Records to use
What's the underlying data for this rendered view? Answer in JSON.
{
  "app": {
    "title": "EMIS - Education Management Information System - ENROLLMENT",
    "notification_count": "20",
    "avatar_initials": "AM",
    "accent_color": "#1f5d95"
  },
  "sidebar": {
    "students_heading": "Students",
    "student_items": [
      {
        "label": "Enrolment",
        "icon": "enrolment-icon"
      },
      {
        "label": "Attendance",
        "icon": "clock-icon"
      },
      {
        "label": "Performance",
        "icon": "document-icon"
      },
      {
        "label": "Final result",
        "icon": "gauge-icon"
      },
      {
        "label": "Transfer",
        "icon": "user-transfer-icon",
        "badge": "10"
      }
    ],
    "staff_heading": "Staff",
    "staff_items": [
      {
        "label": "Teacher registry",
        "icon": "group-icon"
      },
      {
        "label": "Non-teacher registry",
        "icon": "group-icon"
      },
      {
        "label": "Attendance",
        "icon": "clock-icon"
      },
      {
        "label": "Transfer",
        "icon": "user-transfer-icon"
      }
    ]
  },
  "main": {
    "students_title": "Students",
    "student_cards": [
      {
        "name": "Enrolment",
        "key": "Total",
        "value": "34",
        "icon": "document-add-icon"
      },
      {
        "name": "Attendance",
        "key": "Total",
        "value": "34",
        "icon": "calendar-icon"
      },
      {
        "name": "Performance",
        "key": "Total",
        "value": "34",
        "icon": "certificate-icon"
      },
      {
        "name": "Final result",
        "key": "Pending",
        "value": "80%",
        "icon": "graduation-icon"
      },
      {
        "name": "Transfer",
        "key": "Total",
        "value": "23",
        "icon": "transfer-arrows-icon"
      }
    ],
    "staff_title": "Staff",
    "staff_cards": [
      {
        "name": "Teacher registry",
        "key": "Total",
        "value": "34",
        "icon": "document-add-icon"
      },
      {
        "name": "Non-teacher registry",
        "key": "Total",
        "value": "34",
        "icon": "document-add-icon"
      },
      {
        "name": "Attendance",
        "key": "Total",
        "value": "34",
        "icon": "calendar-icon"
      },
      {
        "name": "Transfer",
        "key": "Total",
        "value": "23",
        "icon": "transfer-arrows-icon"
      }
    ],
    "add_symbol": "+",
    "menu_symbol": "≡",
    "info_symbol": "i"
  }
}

* * *

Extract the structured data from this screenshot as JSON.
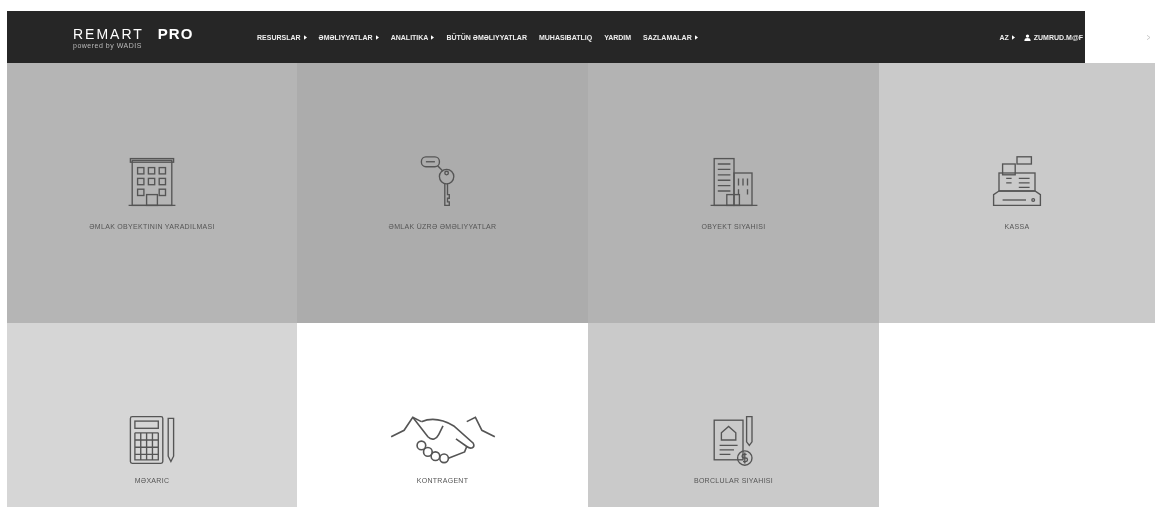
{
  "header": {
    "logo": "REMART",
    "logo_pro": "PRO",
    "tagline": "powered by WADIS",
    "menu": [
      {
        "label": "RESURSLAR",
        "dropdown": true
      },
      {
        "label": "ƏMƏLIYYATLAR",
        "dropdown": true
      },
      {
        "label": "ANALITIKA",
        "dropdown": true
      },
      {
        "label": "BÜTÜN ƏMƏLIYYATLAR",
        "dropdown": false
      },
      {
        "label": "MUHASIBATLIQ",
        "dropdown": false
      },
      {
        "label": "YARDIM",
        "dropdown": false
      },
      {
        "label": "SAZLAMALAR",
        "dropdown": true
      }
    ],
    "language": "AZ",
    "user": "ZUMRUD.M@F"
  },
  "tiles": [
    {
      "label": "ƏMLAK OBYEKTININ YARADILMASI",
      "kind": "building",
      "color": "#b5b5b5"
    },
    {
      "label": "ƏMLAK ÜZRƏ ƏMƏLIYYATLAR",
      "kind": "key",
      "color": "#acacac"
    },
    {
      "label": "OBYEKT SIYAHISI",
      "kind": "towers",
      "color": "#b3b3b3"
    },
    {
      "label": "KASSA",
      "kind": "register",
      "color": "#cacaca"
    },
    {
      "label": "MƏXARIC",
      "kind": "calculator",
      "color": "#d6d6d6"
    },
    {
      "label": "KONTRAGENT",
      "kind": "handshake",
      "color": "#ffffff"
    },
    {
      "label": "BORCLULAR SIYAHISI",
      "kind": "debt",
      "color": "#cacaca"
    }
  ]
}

What to produce
From the records above, how many lines include the word "Performance"? Only the number is wanted.

Exercise output
2